-- Start Information shown --
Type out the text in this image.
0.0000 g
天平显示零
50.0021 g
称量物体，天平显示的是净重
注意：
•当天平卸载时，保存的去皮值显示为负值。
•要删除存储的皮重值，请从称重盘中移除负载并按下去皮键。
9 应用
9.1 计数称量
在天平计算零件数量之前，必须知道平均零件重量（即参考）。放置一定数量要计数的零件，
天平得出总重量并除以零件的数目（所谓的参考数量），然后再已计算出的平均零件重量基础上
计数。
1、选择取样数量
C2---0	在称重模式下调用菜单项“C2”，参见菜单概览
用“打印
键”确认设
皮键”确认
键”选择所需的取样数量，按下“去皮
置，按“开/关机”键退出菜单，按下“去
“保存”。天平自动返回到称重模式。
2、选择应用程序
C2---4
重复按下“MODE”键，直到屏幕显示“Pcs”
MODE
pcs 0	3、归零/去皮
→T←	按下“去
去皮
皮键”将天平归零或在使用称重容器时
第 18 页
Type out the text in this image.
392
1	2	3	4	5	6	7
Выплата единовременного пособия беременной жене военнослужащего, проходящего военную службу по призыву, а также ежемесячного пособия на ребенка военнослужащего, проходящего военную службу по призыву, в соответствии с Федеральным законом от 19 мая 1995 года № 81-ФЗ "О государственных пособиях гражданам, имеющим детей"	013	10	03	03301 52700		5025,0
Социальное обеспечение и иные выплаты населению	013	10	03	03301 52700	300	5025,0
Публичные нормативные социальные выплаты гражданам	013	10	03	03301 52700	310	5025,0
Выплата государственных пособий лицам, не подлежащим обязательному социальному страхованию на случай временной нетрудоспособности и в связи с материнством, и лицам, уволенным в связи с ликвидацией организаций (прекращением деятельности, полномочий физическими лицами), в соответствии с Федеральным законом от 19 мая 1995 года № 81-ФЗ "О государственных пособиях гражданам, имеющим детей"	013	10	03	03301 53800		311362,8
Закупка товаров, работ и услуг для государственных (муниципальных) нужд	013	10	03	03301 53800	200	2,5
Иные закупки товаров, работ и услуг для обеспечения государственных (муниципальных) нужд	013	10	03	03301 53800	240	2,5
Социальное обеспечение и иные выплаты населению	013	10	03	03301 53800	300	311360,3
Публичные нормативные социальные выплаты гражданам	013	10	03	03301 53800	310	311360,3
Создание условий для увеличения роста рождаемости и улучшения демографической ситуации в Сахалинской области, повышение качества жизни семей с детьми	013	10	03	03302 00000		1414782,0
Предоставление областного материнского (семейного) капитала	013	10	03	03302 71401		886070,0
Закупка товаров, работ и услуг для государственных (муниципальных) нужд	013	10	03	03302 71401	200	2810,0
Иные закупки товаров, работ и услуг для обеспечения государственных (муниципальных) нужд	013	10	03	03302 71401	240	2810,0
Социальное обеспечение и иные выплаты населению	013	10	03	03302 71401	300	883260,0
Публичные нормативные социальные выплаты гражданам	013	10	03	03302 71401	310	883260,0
-- End Information shown --
Show the lines that mention the word "закупки".

Иные закупки товаров, работ и услуг для обеспечения государственных (муниципальных) нужд	013	10	03	03301 53800	240	2,5
Иные закупки товаров, работ и услуг для обеспечения государственных (муниципальных) нужд	013	10	03	03302 71401	240	2810,0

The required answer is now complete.